**Исходный текст:**
###
Западные и российские военные эксперты о Чечне

Программу ведут Джованни Бенси и Елена Коломийченко. В ней участвуют корреспонденты Радио Свобода: в Лондоне - Наталья Голицына, и в Париже - Семен Мирский, военные эксперты: британский маршал авиации Тони Мэйсон, бригадный генерал Джон О'Коннор, бывший глава британского спецназа по борьбе с терроризмом и особо опасными преступлениями, и Павел Фельгенгауэр, известный российский публицист и специалист по военным делам. Также в программе участвуют французский историк Ален Безансон и внештатный сотрудник Радио Свобода Иван Воронцов.

Джованни Бенси:

Чеченская война вступила в свою самую драматическую фазу. Российские власти поставили населению Грозного ультиматум - покинуть город до субботы. В противном случае окружающие будут рассматриваться как террористы и бандиты. Самолеты выбросили над городом листовки, где объясняются безопасные пути выхода из него.
###
**Фрагменты записей:**
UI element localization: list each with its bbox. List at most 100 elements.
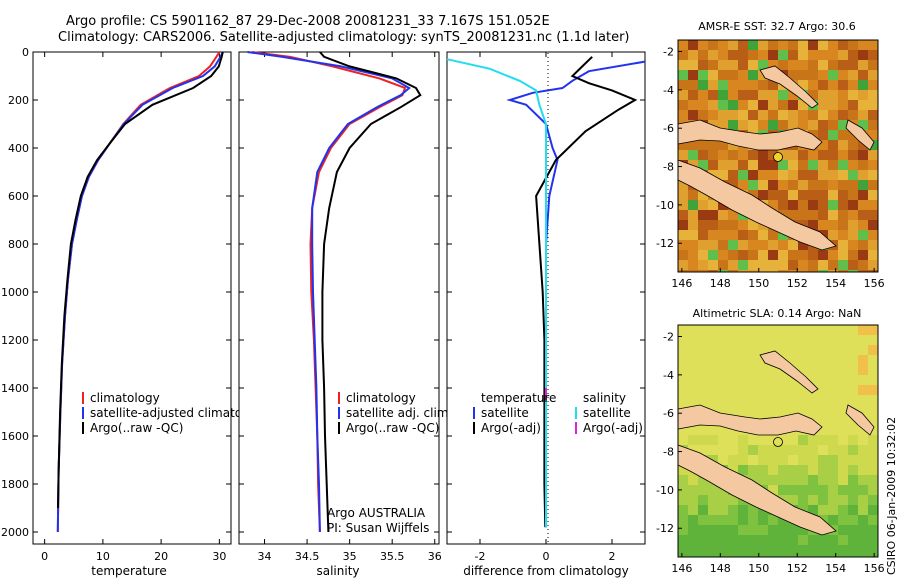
###
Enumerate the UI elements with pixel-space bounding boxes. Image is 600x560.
###
**Задания:**
[1] Замените «ультиматум» на «требование» во фрагменте исходного текста, который начинается словами «Чеченская война вступила» и заканчивается словами «выхода из него.», и приведите этот фрагмент целиком.
[2] Кто ведет программу, о которой говорится в исходном тексте?
Записи здесь никакой роли не играют.

**Ответы по заданиям:**
[1]
Чеченская война вступила в свою самую драматическую фазу. Российские власти поставили населению Грозного требование - покинуть город до субботы. В противном случае окружающие будут рассматриваться как террористы и бандиты. Самолеты выбросили над городом листовки, где объясняются безопасные пути выхода из него.

[2] Джованни Бенси и Елена Коломийченко.